#### [Exercise requirements]
Every line of the data that contains the string "Card" must be copied.

[Collected data entries]
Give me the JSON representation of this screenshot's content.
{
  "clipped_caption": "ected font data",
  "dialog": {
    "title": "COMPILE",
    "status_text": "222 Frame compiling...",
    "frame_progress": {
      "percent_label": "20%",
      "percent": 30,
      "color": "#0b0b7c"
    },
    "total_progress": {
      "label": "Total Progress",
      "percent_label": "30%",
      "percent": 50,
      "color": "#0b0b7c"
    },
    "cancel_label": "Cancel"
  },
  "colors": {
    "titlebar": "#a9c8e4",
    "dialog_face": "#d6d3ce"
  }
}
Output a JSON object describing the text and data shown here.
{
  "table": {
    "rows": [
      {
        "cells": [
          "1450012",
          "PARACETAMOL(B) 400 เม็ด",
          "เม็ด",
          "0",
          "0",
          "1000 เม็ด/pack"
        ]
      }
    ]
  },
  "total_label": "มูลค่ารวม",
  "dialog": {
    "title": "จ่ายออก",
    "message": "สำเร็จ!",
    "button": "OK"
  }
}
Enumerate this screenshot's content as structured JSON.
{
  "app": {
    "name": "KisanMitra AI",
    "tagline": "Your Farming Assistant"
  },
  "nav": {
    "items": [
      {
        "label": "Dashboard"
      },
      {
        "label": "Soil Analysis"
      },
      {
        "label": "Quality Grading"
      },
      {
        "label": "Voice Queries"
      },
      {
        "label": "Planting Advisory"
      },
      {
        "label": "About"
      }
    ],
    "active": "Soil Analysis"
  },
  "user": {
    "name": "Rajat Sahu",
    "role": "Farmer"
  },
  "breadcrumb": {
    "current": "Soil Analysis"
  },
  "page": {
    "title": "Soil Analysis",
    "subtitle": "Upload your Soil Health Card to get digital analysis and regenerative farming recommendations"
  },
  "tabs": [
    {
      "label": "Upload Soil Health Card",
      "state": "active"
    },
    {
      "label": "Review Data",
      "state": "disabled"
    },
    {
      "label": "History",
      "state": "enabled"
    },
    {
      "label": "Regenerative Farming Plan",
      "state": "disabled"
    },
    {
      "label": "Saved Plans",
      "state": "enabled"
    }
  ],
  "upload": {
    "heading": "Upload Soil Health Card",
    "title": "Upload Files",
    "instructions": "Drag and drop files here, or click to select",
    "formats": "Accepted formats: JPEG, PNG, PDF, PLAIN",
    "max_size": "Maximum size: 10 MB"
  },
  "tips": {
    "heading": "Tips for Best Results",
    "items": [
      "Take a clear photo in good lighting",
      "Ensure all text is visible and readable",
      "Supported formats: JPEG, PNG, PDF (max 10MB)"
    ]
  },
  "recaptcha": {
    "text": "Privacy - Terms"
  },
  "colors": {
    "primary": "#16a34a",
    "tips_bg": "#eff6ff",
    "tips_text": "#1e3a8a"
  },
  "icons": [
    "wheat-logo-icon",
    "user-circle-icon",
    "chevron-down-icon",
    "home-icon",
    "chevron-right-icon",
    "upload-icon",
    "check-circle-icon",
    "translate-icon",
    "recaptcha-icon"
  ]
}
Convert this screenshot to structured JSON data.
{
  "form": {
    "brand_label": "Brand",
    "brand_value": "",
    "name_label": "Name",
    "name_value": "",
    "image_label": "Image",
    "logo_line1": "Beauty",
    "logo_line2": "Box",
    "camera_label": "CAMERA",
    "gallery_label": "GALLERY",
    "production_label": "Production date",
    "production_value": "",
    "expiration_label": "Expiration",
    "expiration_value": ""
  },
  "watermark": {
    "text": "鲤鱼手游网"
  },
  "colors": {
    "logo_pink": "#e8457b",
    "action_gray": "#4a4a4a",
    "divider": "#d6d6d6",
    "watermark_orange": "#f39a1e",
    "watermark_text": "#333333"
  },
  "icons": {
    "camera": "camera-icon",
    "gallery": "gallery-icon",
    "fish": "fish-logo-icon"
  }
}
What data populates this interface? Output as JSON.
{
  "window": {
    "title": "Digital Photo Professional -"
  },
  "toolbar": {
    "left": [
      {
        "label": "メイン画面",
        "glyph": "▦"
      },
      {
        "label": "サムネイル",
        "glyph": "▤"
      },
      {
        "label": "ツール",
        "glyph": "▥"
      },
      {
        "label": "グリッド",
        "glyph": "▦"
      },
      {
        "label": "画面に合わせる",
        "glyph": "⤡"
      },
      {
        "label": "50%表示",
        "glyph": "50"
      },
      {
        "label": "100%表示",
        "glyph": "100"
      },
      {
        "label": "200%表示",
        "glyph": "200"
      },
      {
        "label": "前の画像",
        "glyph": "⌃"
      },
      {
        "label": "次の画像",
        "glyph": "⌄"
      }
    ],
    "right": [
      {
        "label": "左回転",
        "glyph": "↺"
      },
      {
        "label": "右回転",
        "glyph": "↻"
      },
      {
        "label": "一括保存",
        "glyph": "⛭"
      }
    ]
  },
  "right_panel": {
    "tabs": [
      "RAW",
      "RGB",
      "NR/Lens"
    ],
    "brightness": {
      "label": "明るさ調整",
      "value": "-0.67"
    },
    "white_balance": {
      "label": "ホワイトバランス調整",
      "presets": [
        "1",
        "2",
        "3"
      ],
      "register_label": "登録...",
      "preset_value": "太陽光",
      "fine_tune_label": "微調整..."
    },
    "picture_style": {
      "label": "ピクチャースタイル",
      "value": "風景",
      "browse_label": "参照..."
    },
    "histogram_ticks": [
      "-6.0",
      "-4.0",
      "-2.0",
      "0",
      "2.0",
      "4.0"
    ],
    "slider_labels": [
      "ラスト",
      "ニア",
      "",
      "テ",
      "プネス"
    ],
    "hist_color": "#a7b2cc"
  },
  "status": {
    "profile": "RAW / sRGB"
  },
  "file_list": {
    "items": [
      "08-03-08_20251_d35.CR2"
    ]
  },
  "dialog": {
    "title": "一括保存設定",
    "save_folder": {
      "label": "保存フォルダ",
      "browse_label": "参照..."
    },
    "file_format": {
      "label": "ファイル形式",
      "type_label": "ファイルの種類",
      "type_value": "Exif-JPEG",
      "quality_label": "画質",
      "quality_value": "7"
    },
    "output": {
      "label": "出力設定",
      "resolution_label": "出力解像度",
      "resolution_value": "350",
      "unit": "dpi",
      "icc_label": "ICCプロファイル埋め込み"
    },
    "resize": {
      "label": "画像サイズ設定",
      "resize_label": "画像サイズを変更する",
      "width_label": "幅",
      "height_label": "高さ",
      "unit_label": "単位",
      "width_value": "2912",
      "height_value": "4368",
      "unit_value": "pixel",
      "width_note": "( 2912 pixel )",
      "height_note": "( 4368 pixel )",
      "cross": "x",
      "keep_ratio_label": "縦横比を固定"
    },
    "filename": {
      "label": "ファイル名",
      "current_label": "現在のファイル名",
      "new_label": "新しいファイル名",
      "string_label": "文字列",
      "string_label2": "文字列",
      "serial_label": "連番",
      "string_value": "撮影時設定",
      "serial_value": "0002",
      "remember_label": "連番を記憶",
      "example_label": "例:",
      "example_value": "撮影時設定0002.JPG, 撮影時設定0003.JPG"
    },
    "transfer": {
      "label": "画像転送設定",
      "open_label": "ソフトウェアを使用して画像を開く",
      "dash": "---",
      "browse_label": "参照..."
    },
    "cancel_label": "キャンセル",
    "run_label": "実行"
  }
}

#### [Solution below]
    "subtitle": "Upload your Soil Health Card to get digital analysis and regenerative farming recommendations"
      "label": "Upload Soil Health Card",
    "heading": "Upload Soil Health Card",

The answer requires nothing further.